• **Information provided**
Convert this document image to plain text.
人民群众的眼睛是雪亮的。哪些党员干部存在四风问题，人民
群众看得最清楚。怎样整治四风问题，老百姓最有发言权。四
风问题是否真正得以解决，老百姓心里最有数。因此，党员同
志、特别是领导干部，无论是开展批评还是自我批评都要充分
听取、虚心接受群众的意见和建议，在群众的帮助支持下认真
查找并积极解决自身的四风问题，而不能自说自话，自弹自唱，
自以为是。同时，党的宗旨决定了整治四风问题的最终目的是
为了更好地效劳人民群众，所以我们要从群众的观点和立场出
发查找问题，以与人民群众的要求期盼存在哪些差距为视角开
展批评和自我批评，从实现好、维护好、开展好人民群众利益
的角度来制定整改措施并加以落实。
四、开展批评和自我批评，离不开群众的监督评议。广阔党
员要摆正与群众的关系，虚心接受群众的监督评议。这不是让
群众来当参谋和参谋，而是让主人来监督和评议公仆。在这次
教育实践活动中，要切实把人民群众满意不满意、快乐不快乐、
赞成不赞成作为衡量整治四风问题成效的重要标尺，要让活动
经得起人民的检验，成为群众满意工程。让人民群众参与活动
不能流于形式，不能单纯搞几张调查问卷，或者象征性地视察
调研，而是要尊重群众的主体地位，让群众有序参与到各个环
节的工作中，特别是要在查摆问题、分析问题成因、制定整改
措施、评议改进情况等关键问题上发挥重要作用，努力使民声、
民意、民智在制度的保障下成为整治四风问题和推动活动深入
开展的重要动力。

--

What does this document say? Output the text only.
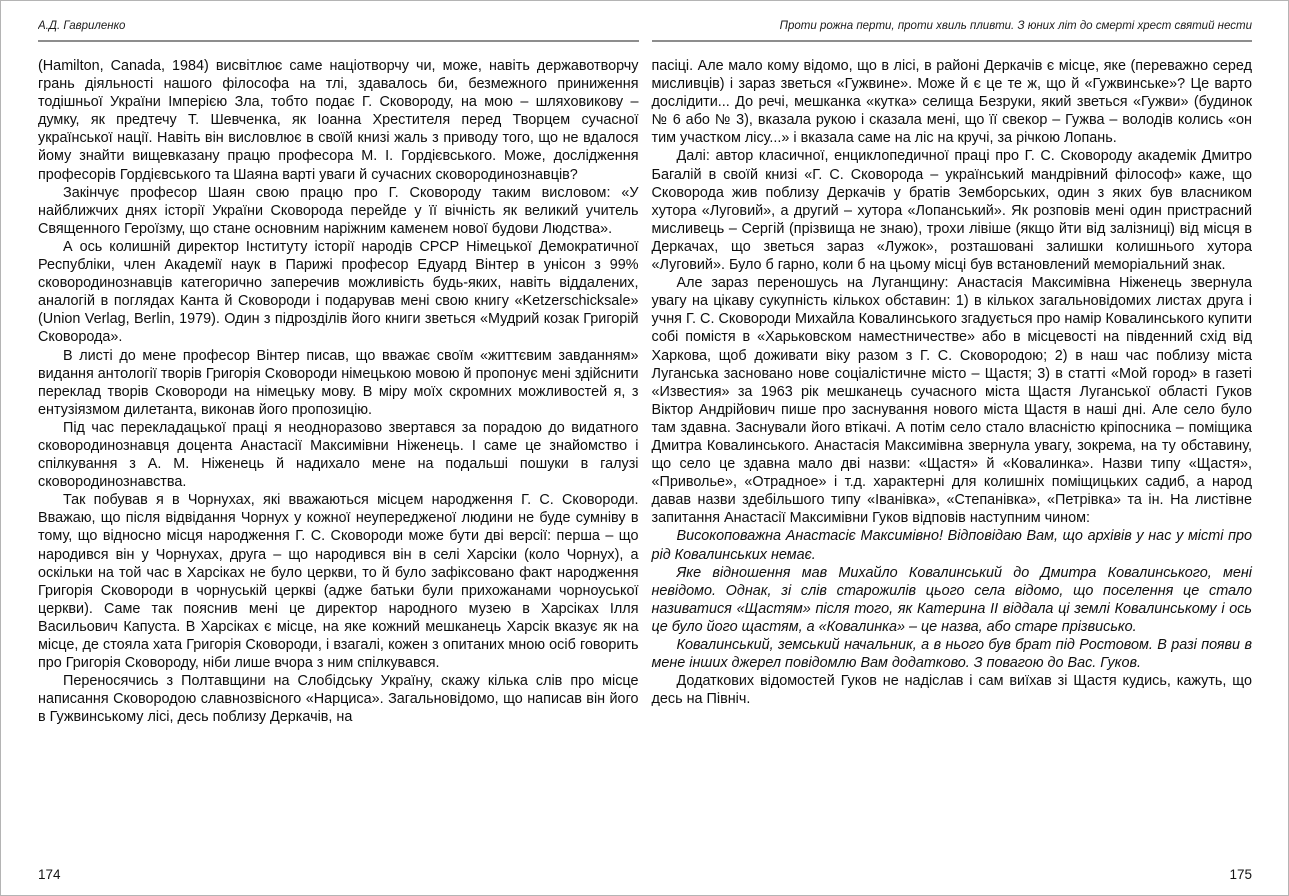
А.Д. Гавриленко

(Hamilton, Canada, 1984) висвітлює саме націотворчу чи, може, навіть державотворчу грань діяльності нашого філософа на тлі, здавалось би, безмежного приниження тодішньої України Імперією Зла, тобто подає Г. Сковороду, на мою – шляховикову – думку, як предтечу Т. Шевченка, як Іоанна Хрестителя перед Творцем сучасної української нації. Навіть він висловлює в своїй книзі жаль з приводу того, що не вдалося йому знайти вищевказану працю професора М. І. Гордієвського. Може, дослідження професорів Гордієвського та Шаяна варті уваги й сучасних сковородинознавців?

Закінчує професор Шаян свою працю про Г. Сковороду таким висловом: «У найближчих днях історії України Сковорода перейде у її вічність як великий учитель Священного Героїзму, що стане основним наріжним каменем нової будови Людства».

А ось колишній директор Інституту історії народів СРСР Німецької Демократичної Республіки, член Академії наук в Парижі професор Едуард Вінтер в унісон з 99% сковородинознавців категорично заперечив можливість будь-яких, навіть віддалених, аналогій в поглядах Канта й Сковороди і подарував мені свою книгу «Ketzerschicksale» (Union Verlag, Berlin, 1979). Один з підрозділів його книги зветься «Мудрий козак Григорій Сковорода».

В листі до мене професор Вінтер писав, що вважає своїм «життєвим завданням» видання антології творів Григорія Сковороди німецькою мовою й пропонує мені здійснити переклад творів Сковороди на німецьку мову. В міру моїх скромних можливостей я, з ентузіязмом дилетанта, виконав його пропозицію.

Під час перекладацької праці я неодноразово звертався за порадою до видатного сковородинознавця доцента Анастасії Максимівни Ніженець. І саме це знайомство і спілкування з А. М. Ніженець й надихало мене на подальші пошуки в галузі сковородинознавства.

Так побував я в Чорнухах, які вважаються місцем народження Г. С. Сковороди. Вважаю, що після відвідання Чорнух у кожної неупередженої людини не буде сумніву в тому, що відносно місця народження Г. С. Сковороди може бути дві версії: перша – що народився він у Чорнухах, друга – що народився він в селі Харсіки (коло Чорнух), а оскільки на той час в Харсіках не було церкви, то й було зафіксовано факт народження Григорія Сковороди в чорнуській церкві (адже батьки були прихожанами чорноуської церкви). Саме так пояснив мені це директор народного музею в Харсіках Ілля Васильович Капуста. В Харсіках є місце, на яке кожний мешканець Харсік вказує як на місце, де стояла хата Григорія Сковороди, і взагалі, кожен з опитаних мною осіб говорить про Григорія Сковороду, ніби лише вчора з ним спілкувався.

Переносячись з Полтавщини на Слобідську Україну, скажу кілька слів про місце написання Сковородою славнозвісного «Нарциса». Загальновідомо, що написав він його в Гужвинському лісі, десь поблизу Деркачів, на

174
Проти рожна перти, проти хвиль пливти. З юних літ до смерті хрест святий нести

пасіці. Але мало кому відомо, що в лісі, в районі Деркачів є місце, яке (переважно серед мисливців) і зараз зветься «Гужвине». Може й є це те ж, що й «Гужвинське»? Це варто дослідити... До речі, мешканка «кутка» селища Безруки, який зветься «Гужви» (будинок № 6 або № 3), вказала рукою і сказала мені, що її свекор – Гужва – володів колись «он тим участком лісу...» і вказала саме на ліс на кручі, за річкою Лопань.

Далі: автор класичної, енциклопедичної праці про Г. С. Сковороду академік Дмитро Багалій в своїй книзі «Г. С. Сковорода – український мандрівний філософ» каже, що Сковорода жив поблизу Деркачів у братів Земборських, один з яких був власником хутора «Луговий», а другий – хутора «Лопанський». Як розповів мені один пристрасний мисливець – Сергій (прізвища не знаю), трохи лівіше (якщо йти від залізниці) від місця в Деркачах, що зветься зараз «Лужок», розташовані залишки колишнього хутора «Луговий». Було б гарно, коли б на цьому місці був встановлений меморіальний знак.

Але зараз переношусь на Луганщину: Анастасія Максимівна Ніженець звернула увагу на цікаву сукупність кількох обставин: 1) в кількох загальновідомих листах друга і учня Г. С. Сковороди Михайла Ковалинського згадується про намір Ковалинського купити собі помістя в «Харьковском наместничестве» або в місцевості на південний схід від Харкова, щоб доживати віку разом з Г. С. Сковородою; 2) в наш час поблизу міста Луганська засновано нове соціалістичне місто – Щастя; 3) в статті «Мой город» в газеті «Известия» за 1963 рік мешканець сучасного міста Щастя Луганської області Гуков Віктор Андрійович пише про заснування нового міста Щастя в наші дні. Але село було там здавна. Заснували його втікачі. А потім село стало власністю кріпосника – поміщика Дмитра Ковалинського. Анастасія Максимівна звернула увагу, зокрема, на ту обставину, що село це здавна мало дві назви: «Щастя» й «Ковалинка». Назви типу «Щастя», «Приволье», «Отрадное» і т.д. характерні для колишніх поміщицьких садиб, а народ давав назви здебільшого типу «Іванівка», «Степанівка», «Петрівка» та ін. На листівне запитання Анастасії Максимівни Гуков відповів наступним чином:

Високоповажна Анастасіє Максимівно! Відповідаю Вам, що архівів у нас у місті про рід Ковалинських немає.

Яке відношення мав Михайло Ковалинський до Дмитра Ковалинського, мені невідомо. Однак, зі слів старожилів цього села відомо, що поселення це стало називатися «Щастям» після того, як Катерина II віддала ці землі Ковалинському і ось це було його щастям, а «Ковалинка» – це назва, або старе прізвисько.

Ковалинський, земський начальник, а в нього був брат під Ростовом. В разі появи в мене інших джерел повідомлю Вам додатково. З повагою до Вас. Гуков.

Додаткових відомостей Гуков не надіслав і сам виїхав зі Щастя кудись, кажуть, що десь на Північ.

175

• **What the task requires**
Copy out every line in the entries above that holds "this".

• **Final result**
Convert this document image to plain text.
What does this document say? Output the text only.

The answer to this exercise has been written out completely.